◆ TO DO
The entries below should be quoted exactly, with no pictures carried over.

+---+

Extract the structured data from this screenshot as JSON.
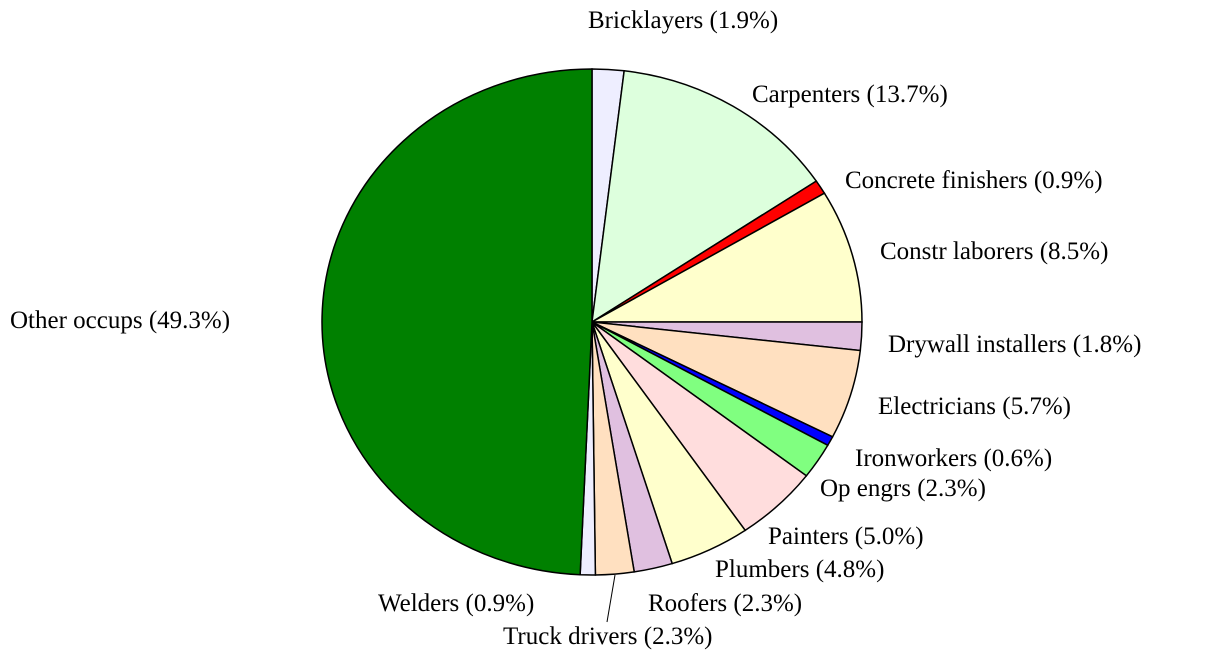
{
  "chart_data": {
    "type": "pie",
    "categories": [
      "Bricklayers",
      "Carpenters",
      "Concrete finishers",
      "Constr laborers",
      "Drywall installers",
      "Electricians",
      "Ironworkers",
      "Op engrs",
      "Painters",
      "Plumbers",
      "Roofers",
      "Truck drivers",
      "Welders",
      "Other occups"
    ],
    "values": [
      1.9,
      13.7,
      0.9,
      8.5,
      1.8,
      5.7,
      0.6,
      2.3,
      5.0,
      4.8,
      2.3,
      2.3,
      0.9,
      49.3
    ],
    "value_labels": [
      "(1.9%)",
      "(13.7%)",
      "(0.9%)",
      "(8.5%)",
      "(1.8%)",
      "(5.7%)",
      "(0.6%)",
      "(2.3%)",
      "(5.0%)",
      "(4.8%)",
      "(2.3%)",
      "(2.3%)",
      "(0.9%)",
      "(49.3%)"
    ],
    "colors": [
      "#eeeeff",
      "#ddffdd",
      "#ff0000",
      "#ffffcc",
      "#e0c0e0",
      "#ffe0c0",
      "#0000ff",
      "#80ff80",
      "#ffdddd",
      "#ffffcc",
      "#e0c0e0",
      "#ffe0c0",
      "#eeeeff",
      "#008000"
    ]
  }
}
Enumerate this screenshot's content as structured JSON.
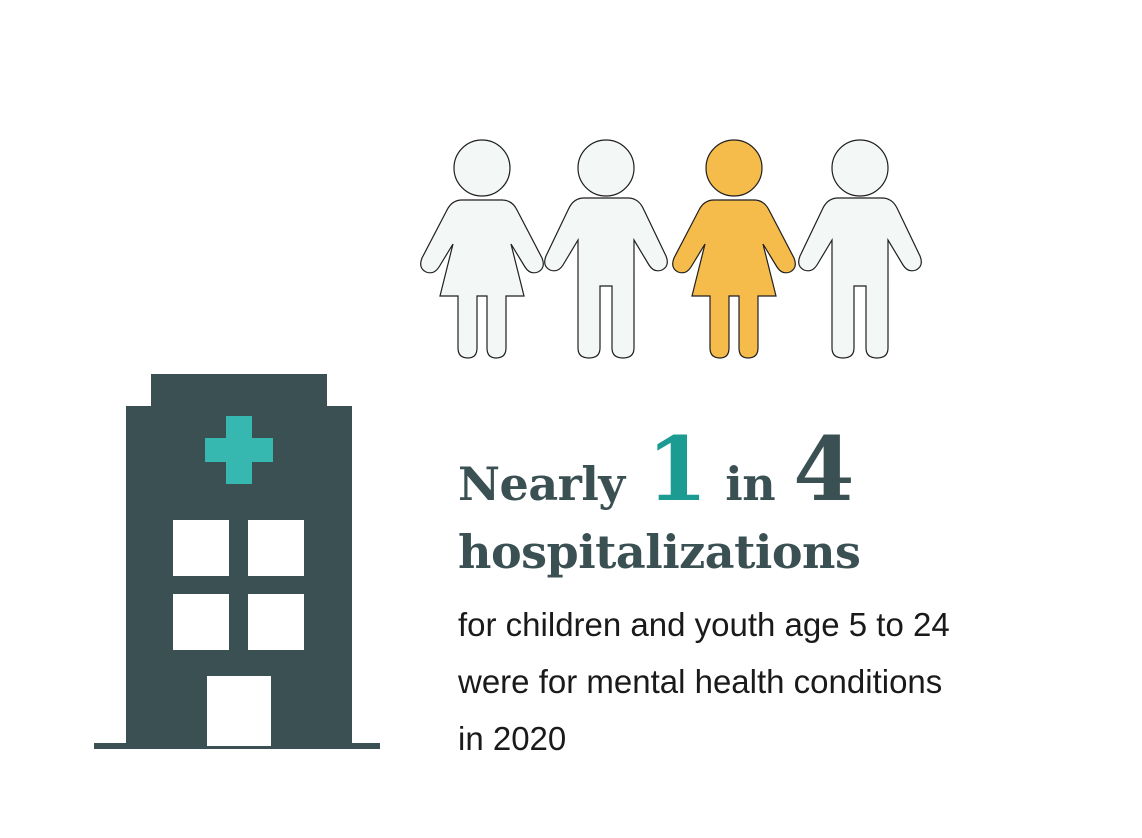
{
  "colors": {
    "dark_slate": "#3a5053",
    "teal_accent": "#1b9b91",
    "cross": "#36b8b0",
    "figure_default": "#f3f7f6",
    "figure_highlight": "#f6bc4b",
    "outline": "#1f1f1f"
  },
  "figures": {
    "total": 4,
    "highlighted_index": 3,
    "ratio": "1 in 4",
    "icon_names": [
      "girl-icon",
      "boy-icon",
      "girl-icon-highlighted",
      "boy-icon"
    ]
  },
  "headline": {
    "prefix": "Nearly",
    "numerator": "1",
    "connector": "in",
    "denominator": "4",
    "subject": "hospitalizations"
  },
  "body": {
    "line1": "for children and youth age 5 to 24",
    "line2": "were for mental health conditions",
    "line3": "in 2020"
  },
  "building_icon": "hospital-building-icon"
}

+---+

◆ EXPECTED OUTPUT
Extract the structured data from this screenshot as JSON.
{
  "chart_data": {
    "type": "pie",
    "categories": [
      "Bricklayers",
      "Carpenters",
      "Concrete finishers",
      "Constr laborers",
      "Drywall installers",
      "Electricians",
      "Ironworkers",
      "Op engrs",
      "Painters",
      "Plumbers",
      "Roofers",
      "Truck drivers",
      "Welders",
      "Other occups"
    ],
    "values": [
      1.9,
      13.7,
      0.9,
      8.5,
      1.8,
      5.7,
      0.6,
      2.3,
      5.0,
      4.8,
      2.3,
      2.3,
      0.9,
      49.3
    ],
    "value_labels": [
      "(1.9%)",
      "(13.7%)",
      "(0.9%)",
      "(8.5%)",
      "(1.8%)",
      "(5.7%)",
      "(0.6%)",
      "(2.3%)",
      "(5.0%)",
      "(4.8%)",
      "(2.3%)",
      "(2.3%)",
      "(0.9%)",
      "(49.3%)"
    ],
    "colors": [
      "#eeeeff",
      "#ddffdd",
      "#ff0000",
      "#ffffcc",
      "#e0c0e0",
      "#ffe0c0",
      "#0000ff",
      "#80ff80",
      "#ffdddd",
      "#ffffcc",
      "#e0c0e0",
      "#ffe0c0",
      "#eeeeff",
      "#008000"
    ]
  }
}
Enumerate this screenshot's content as structured JSON.
{
  "colors": {
    "dark_slate": "#3a5053",
    "teal_accent": "#1b9b91",
    "cross": "#36b8b0",
    "figure_default": "#f3f7f6",
    "figure_highlight": "#f6bc4b",
    "outline": "#1f1f1f"
  },
  "figures": {
    "total": 4,
    "highlighted_index": 3,
    "ratio": "1 in 4",
    "icon_names": [
      "girl-icon",
      "boy-icon",
      "girl-icon-highlighted",
      "boy-icon"
    ]
  },
  "headline": {
    "prefix": "Nearly",
    "numerator": "1",
    "connector": "in",
    "denominator": "4",
    "subject": "hospitalizations"
  },
  "body": {
    "line1": "for children and youth age 5 to 24",
    "line2": "were for mental health conditions",
    "line3": "in 2020"
  },
  "building_icon": "hospital-building-icon"
}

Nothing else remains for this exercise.